Spatial annotation records:

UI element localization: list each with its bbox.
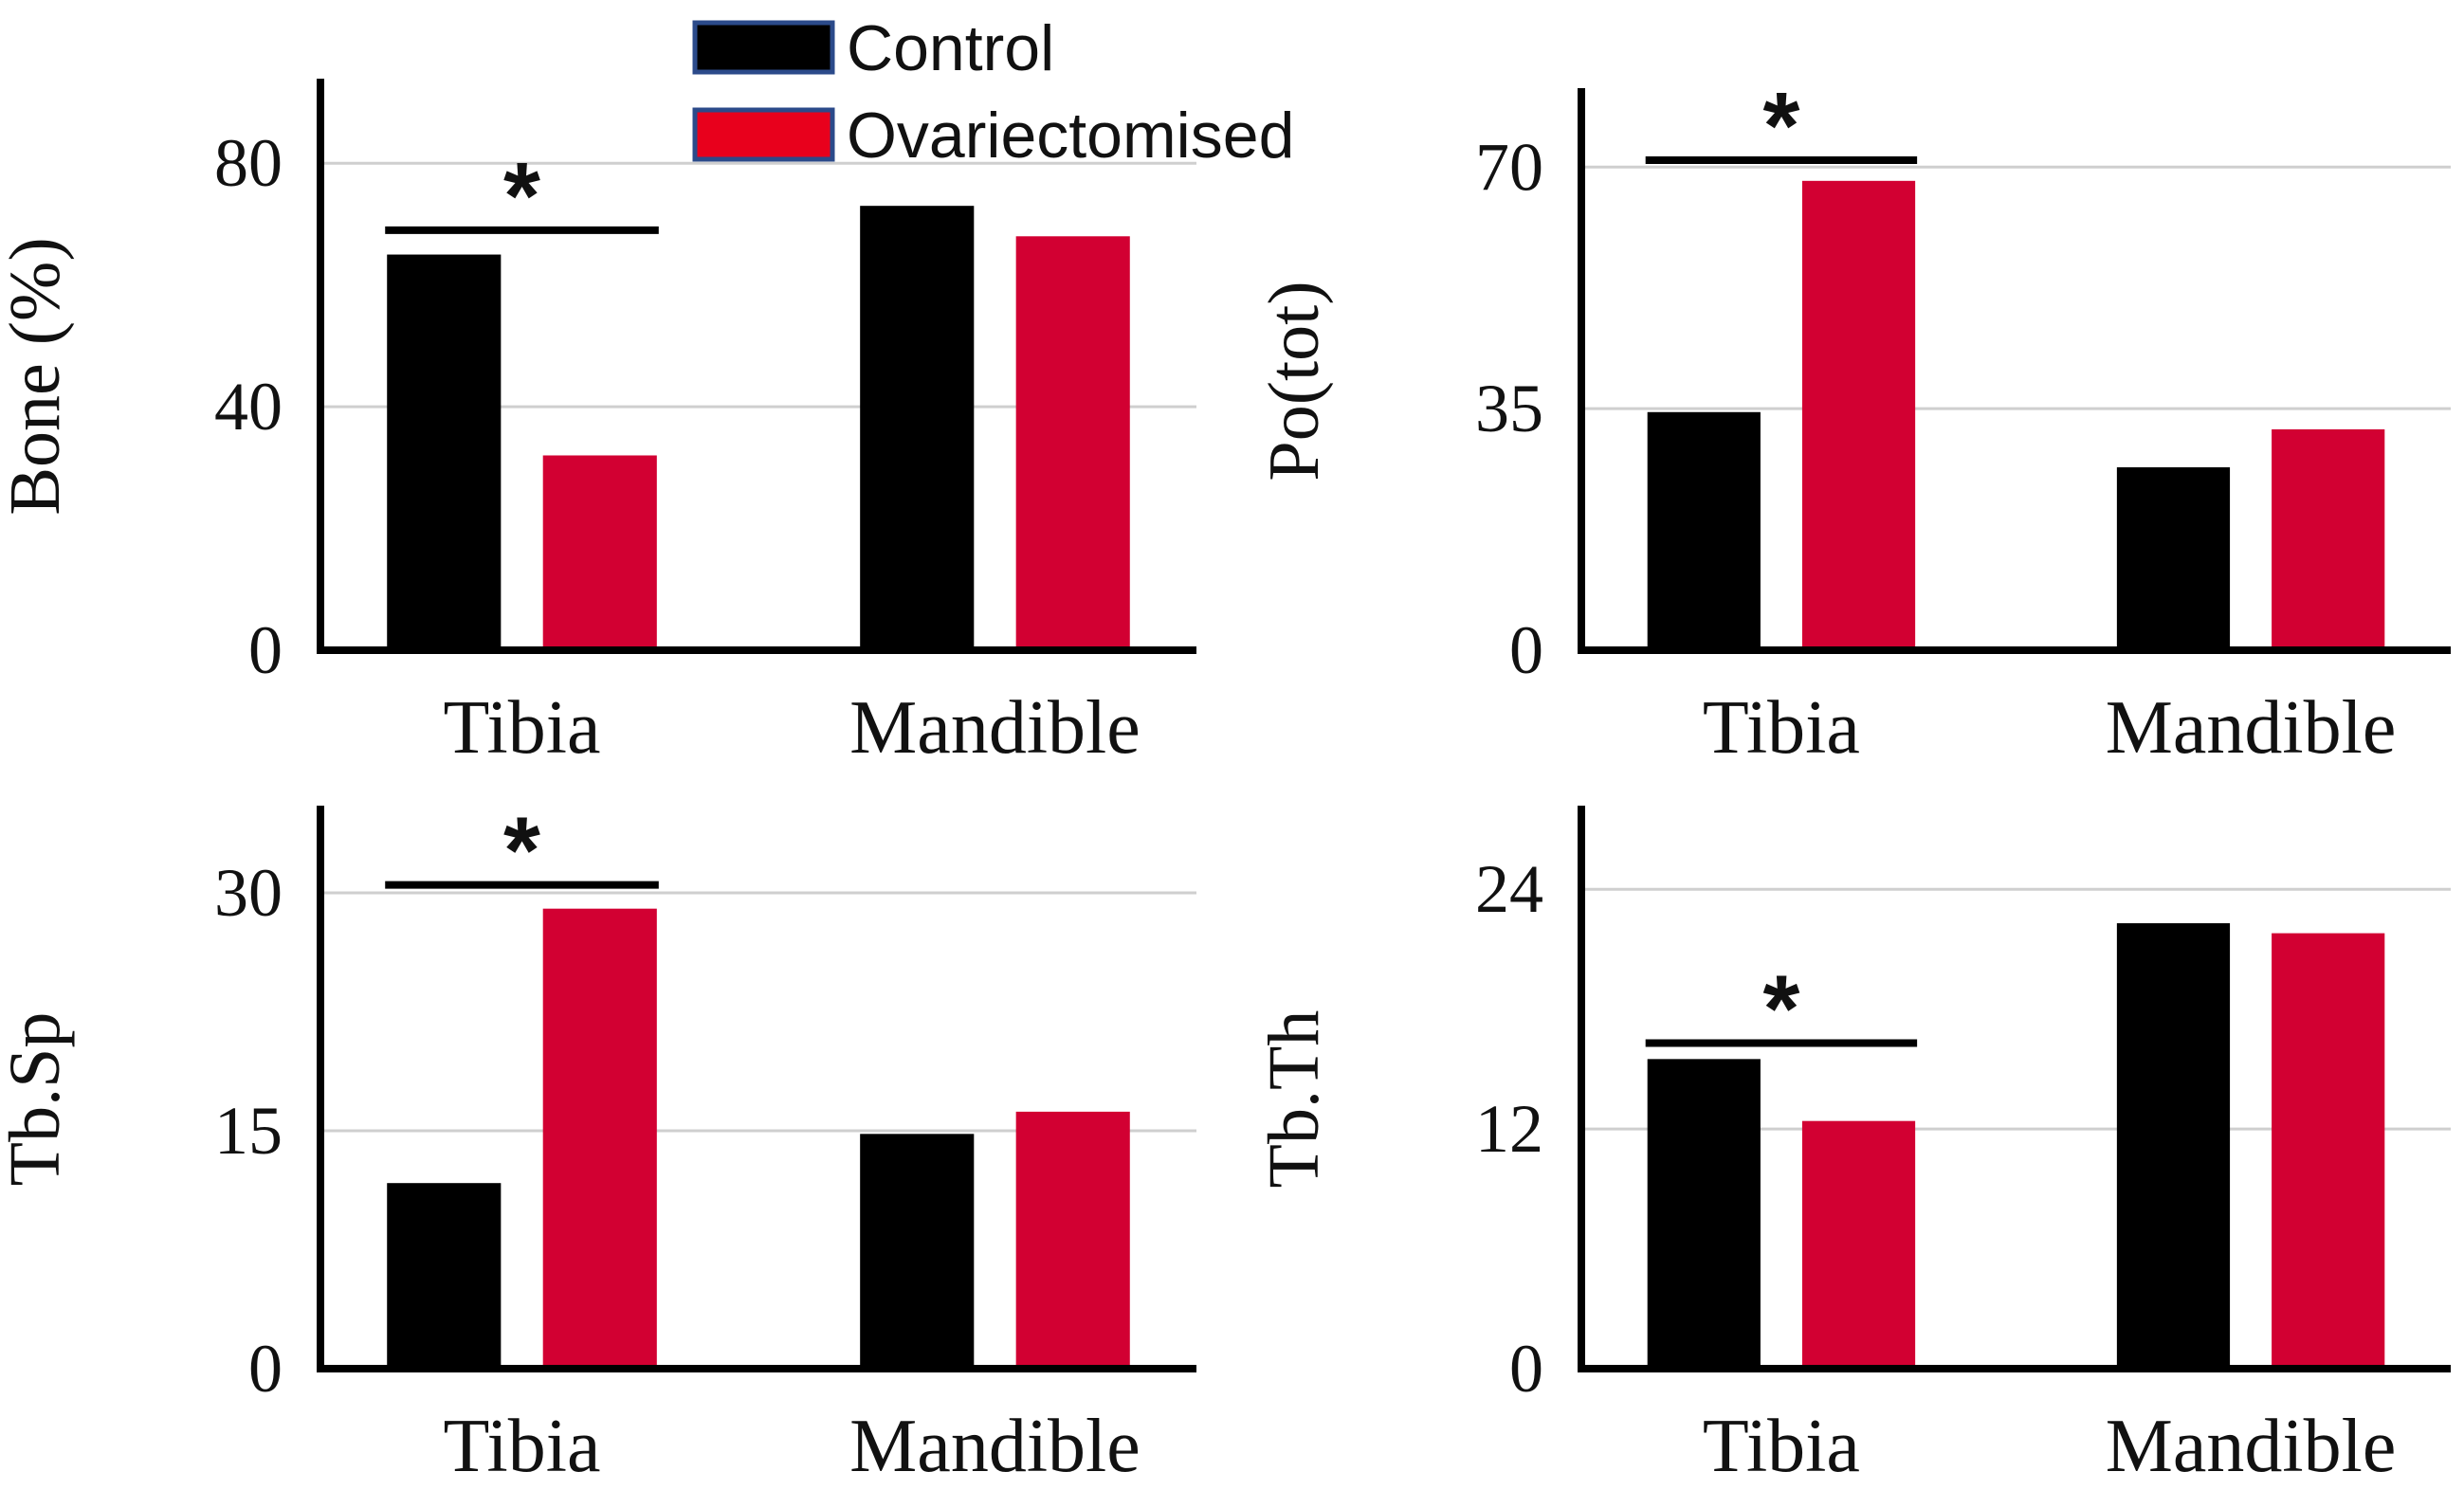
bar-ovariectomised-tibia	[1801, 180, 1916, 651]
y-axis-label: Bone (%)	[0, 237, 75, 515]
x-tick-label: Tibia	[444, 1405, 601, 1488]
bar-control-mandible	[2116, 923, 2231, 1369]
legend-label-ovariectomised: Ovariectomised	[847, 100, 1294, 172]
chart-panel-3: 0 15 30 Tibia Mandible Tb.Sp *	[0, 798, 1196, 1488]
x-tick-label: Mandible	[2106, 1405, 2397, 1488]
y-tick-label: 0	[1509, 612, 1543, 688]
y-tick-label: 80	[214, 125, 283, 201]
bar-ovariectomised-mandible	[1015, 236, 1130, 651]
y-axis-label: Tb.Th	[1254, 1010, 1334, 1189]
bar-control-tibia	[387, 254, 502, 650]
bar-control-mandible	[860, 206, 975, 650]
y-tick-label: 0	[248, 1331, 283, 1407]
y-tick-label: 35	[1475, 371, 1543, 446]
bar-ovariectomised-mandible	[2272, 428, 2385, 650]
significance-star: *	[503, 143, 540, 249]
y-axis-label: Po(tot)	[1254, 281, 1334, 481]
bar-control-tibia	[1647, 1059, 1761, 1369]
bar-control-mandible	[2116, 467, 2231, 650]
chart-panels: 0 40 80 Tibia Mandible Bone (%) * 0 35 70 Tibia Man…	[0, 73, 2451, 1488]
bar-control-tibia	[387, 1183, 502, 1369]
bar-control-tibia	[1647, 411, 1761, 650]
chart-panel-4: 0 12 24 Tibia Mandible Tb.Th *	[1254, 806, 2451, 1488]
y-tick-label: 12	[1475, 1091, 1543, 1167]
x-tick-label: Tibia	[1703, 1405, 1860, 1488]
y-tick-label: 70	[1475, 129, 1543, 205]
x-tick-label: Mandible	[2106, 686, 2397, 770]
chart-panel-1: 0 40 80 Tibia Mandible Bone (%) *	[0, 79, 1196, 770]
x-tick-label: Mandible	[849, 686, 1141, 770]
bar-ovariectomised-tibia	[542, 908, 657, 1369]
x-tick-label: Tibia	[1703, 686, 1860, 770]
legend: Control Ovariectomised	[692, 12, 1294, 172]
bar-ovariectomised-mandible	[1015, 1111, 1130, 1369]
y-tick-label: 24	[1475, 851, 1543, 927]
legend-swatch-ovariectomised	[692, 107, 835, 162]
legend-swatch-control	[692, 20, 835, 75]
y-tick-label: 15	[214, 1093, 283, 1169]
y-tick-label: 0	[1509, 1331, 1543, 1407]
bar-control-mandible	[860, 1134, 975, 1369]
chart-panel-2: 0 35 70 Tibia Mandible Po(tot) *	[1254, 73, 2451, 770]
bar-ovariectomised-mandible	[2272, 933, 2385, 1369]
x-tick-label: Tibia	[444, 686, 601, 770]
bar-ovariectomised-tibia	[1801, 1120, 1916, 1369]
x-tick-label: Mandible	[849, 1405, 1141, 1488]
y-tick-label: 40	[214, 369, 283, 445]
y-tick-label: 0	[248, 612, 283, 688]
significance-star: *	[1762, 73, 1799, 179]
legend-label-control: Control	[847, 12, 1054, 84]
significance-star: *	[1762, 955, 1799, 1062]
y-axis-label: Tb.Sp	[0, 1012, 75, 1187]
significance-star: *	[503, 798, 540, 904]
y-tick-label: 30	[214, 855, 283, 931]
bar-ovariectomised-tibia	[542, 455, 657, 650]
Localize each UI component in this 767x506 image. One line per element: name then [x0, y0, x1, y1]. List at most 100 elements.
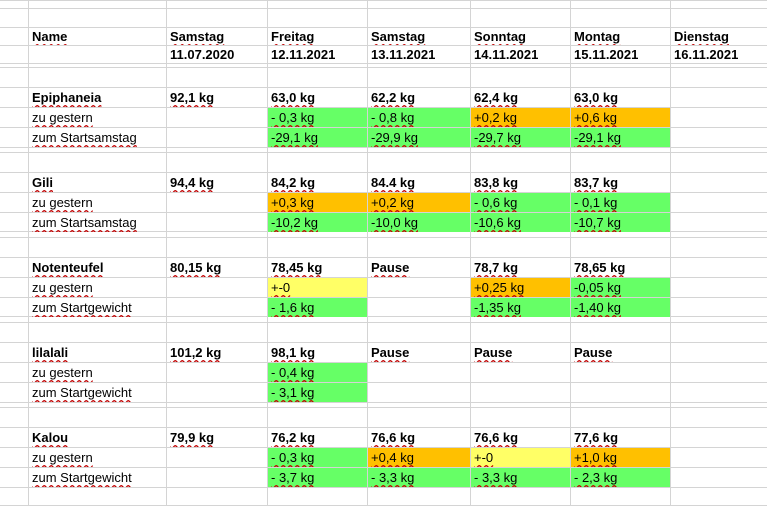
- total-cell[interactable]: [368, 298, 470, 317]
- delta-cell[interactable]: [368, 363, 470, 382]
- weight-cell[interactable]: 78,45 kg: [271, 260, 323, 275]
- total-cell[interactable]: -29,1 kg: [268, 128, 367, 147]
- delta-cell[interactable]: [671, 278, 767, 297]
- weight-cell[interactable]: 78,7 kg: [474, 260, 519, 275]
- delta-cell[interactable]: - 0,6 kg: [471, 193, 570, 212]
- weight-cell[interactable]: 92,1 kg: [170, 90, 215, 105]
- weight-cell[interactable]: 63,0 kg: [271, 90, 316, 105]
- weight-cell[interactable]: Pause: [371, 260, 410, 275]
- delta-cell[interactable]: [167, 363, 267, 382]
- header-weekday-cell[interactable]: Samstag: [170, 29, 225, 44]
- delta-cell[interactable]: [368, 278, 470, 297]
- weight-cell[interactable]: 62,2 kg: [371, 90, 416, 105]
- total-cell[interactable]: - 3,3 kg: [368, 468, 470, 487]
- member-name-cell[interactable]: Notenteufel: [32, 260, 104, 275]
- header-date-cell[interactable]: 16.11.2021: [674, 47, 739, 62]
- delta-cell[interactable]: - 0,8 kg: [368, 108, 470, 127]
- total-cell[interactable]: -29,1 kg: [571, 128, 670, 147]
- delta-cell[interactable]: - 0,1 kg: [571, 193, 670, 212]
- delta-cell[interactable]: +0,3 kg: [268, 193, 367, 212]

Instruction
Repeat every line from the one containing "- total-cell[interactable]: [368, 298, 470, 317]" through the end of the material, changing "weight-cell" to "mass-cell" wherever it occurs and leaving everything else untouched.

Exercise output
- total-cell[interactable]: [368, 298, 470, 317]
- delta-cell[interactable]: [368, 363, 470, 382]
- mass-cell[interactable]: 78,45 kg: [271, 260, 323, 275]
- total-cell[interactable]: -29,1 kg: [268, 128, 367, 147]
- delta-cell[interactable]: [671, 278, 767, 297]
- mass-cell[interactable]: 78,7 kg: [474, 260, 519, 275]
- delta-cell[interactable]: - 0,6 kg: [471, 193, 570, 212]
- mass-cell[interactable]: 92,1 kg: [170, 90, 215, 105]
- mass-cell[interactable]: 63,0 kg: [271, 90, 316, 105]
- mass-cell[interactable]: Pause: [371, 260, 410, 275]
- delta-cell[interactable]: [167, 363, 267, 382]
- header-weekday-cell[interactable]: Samstag: [170, 29, 225, 44]
- delta-cell[interactable]: [368, 278, 470, 297]
- mass-cell[interactable]: 62,2 kg: [371, 90, 416, 105]
- total-cell[interactable]: - 3,3 kg: [368, 468, 470, 487]
- member-name-cell[interactable]: Notenteufel: [32, 260, 104, 275]
- header-date-cell[interactable]: 16.11.2021: [674, 47, 739, 62]
- delta-cell[interactable]: - 0,8 kg: [368, 108, 470, 127]
- total-cell[interactable]: -29,1 kg: [571, 128, 670, 147]
- delta-cell[interactable]: - 0,1 kg: [571, 193, 670, 212]
- delta-cell[interactable]: +0,3 kg: [268, 193, 367, 212]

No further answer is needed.